• [What you are asked to do] Keep only the lines that hold the string "text", filtering out the rest of the entries below.

Stored entries:

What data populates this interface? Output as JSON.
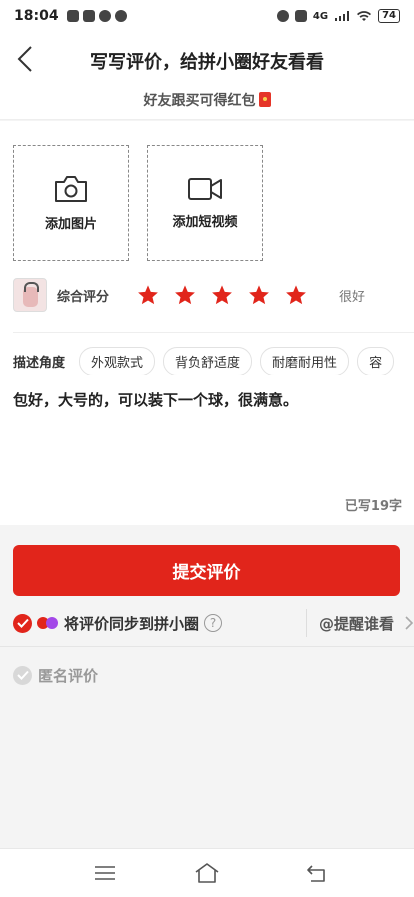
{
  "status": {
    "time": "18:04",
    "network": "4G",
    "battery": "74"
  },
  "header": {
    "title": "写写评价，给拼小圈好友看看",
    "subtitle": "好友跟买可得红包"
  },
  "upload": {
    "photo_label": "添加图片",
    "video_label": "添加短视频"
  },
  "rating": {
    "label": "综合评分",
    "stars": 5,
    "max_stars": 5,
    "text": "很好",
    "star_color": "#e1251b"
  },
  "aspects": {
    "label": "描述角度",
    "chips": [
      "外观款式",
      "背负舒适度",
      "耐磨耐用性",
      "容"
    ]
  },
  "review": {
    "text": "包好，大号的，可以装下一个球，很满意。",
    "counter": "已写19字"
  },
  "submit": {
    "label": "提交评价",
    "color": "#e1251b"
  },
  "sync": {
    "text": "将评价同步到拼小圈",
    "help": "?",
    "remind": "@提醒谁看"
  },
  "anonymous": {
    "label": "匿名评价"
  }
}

• [Complete response]
    "text": "很好",
    "text": "包好，大号的，可以装下一个球，很满意。",
    "text": "将评价同步到拼小圈",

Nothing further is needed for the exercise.